### Excerpt
Exercise 26: 6N should be 6 S(N). Also "perfect squares" should be called "squares". (Thanks to Patrick McDonald, January 2018.)
Page 21
Exercise 27: The parenthesis ) should be removed after "Notes". (Thanks to Chris Shelley, November 2017.)

Part I: Foundations


Chapter 1: The Euclidean algorithm
Page 25
Line 4: Should commas go inside quotes or outside? It depends on whether you follow American or British conventions. Here they're inside. Elsewhere, they might be outside. This will require a whole-book search and replace for consistency! (Thanks to Alberto Trombetta, September 2018.)
Page 29
Problem 1.5: Line marked (Step 3). The number 4460 should be 4640, at the end of the inequality. (Thanks to Ashelee Collier, February 2020.)
Page 29
Proposition 1.6: The end-of-proof square is missing. (Thanks to Vens Lee, February 2019.)
Page 34
Line 13: "equaions" should be "equation".

Page 36

Proposition 1.20: The integers a,b should both be nonzero.
Page 36
Proposition 1.20: The end-of-proof box is missing. At the end of the proof, the reader may verify that the given u,v are solutions of the equation au + bv = 0 for every n. (Thanks to Andrés Eduardo Caicedo, January 2017.)

Page 36

Theorem 1.21: The integers a,b should both be nonzero here too! The Theorem almost works when one (a or b) is zero, but not quite at the end. (Thanks to Andrés Eduardo Caicedo, December 2017.)
Page 39
The end-of-proof (QED) square is misplaced. It should be just above Problem 1.24.

Page 40

Corollary 1.25: The integers a,b should both be nonzero here too. (Thanks to Andrés Eduardo Caicedo, December 2017.)
Page 41
Proposition 1.27 and Corollary 1.29: The end-of-proof boxes are missing. (Thanks to Erik Wallace, January 2018.)
Page 43
Quote from Bézout: "on peut 542 livres" should be "on peut payer 542 livres." (Thanks to Ashelee Collier, February 2020.)

**Page 45**

Exercise 14: The last line should read "LCM(u^2, v^2) = LCM(u,v)^2". The final "squared" was forgotten.
Page 45
Exercise 19: The word "same" is missing, and the last line should read "look (geometrically) the same right-side-up". (Thanks to Jeffrey S. Haemer, January 2018.)

### Collected material
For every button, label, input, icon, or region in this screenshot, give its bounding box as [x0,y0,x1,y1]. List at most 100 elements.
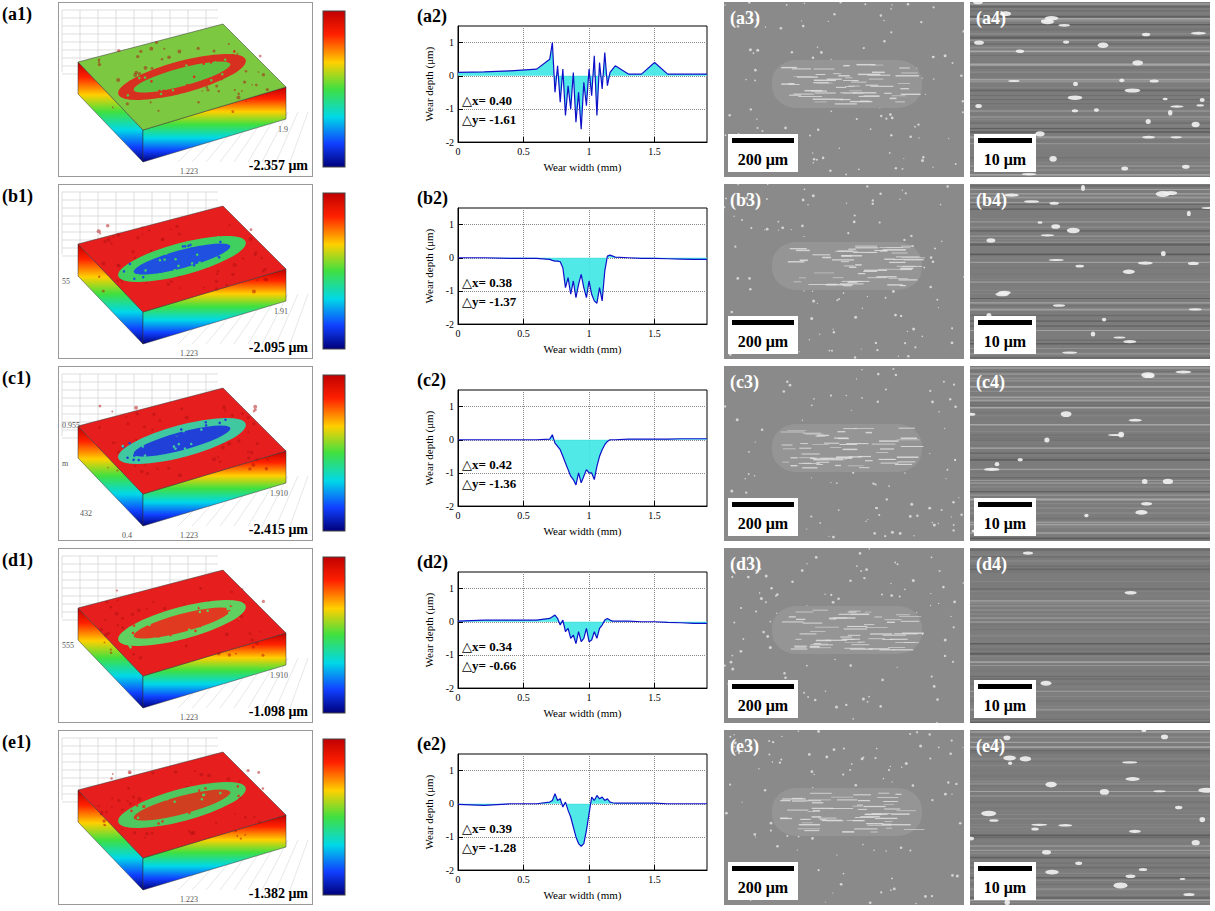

### Stated goal
Carry on the errata list from the point where it stops, writing further entries in the same format.

### Final result
Page 45

Exercise 21: The question "How often...?" should be made more precise. If the tortoise begins jogging at time zero, describe all of the times at which the tortoise and hare cross paths (assuming they run forever at the same pace). (Thanks to Erik Wallace, January 2018.)

Chapter 2: Prime factorization
Page 49
Marginnote: A primality certificate typically refers to something more than we've described: a specific theorem and relevant parameters that rapidly guarantee primality.
Page 51
Figure 2.1, Marginnote: The record has been broken! News about the newest and largest Mersenne prime can be found at the homepage of the Great Internet Mersenne Prime Search. (Thanks to Andrés Eduardo Caicedo, January 2017.)
Page 53
The appearance of Li(x) and li(x) may be confusing. Li(x) is defined on the page, as the integral from 2 to x of (1 / log(t)) dt. The function li(x) is the integral from 0 to x of (1 / log(t)) dt. But this integral is a bit subtle due to the singularity of 1 / log(t) at t=1. The integral defining li(x) should be interpreted as the principal value. Or one may forget about this difficulty, and define li(x) to be Li(x) plus a constant, as in the footnote on this page. (Thanks to Andrés Eduardo Caicedo, December 2017.)
Page 54
Theorem 2.11 should really be attributed to Zhang-Maynard-PolyMath, as explained in the Historical Notes on p.71. (Thanks to Andrés Eduardo Caicedo, December 2017.)
Page 57
The exponent of 7 should be called f_7, and not f_5, in equations (2.1), (2.2), and (2.3).
Page 57
Last paragraph: For the proof of existence of prime decomposition, look back to page 48. (Thanks to Erik Wallace, February 2018.)
Page 58
Problem 2.16: The problem is missing its end-of-problem check mark. (Thanks to Corey Shanbrom, February 2019.)
Page 62
Sidenote 19: Change "has" to "as" in "do not have 2 has a common factor". (Thanks to Jeffrey S. Haemer, January 2018.)
Page 63
Line 3: change "generators" to "generates". (Thanks to Andrés Eduardo Caicedo, December 2017.)
Page 63
Theorem 2.28: The proof is missing its end-of-proof box. (Thanks to Harrison Henningsen, February, 2018.)
Page 64
The reference for Jacobi's four-square and eight-square theorems is C.G.J. Jacobi, Fundamenta nove theoriae functionum ellipticarum, Königsberg (1829). (Thanks to Andrés Eduardo Caicedo, December 2017.)
Page 65
Theorem 2.3.1: Here it seems that I call them divisor-power-sums, and earlier, I call them divisor-sums. A single choice should be made for consistency. (Thanks to Corey Shanbrom, February 2019.)
Page 68
A period wandered away from 2N, at the bottom of the page.
Page 69
An update: by a 2015 paper of Pace P. Nielsen, it is now known that an odd perfect number must have at least 10 distinct prime factors, (Thanks to Andrés Eduardo Caicedo, December 2017.)

Page 71

In Footnote 40, the statement li(n) - Li(n) = log(2) is false. Instead, this should be li(n) - Li(n) = li(2), and li(2) is approximately 1.045, as stated in Footnote 8 on p.53. (Thanks to Andrés Eduardo Caicedo, December 2017.)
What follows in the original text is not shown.